Extracted entries.
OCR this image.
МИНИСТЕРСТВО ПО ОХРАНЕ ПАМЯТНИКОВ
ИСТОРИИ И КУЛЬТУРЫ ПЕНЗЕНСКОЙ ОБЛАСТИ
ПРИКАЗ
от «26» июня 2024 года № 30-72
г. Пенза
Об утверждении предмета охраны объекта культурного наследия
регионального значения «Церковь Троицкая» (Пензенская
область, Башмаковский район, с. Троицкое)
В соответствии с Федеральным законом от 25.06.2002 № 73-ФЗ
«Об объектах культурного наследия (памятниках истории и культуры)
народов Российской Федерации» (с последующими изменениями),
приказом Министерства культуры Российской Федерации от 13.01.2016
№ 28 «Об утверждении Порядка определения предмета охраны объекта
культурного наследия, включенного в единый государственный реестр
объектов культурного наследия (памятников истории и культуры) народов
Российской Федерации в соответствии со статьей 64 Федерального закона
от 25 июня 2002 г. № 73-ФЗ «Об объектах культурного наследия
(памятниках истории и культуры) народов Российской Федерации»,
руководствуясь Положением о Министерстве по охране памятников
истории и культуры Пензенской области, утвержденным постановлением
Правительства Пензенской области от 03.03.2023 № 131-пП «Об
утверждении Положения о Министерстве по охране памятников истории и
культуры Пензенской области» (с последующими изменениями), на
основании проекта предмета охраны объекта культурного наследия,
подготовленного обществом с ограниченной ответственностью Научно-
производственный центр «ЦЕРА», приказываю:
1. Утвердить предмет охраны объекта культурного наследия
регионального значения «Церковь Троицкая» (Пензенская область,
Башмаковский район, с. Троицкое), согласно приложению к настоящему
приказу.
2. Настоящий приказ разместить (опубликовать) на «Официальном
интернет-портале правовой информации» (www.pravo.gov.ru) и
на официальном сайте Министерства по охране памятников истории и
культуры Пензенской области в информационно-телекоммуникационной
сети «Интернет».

Given request. Reproduce the complete set of lines precisely as supplied.

Complete answer.
OCR this image.
МИНИСТЕРСТВО ПО ОХРАНЕ ПАМЯТНИКОВ
ИСТОРИИ И КУЛЬТУРЫ ПЕНЗЕНСКОЙ ОБЛАСТИ
ПРИКАЗ
от «26» июня 2024 года № 30-72
г. Пенза
Об утверждении предмета охраны объекта культурного наследия
регионального значения «Церковь Троицкая» (Пензенская
область, Башмаковский район, с. Троицкое)
В соответствии с Федеральным законом от 25.06.2002 № 73-ФЗ
«Об объектах культурного наследия (памятниках истории и культуры)
народов Российской Федерации» (с последующими изменениями),
приказом Министерства культуры Российской Федерации от 13.01.2016
№ 28 «Об утверждении Порядка определения предмета охраны объекта
культурного наследия, включенного в единый государственный реестр
объектов культурного наследия (памятников истории и культуры) народов
Российской Федерации в соответствии со статьей 64 Федерального закона
от 25 июня 2002 г. № 73-ФЗ «Об объектах культурного наследия
(памятниках истории и культуры) народов Российской Федерации»,
руководствуясь Положением о Министерстве по охране памятников
истории и культуры Пензенской области, утвержденным постановлением
Правительства Пензенской области от 03.03.2023 № 131-пП «Об
утверждении Положения о Министерстве по охране памятников истории и
культуры Пензенской области» (с последующими изменениями), на
основании проекта предмета охраны объекта культурного наследия,
подготовленного обществом с ограниченной ответственностью Научно-
производственный центр «ЦЕРА», приказываю:
1. Утвердить предмет охраны объекта культурного наследия
регионального значения «Церковь Троицкая» (Пензенская область,
Башмаковский район, с. Троицкое), согласно приложению к настоящему
приказу.
2. Настоящий приказ разместить (опубликовать) на «Официальном
интернет-портале правовой информации» (www.pravo.gov.ru) и
на официальном сайте Министерства по охране памятников истории и
культуры Пензенской области в информационно-телекоммуникационной
сети «Интернет».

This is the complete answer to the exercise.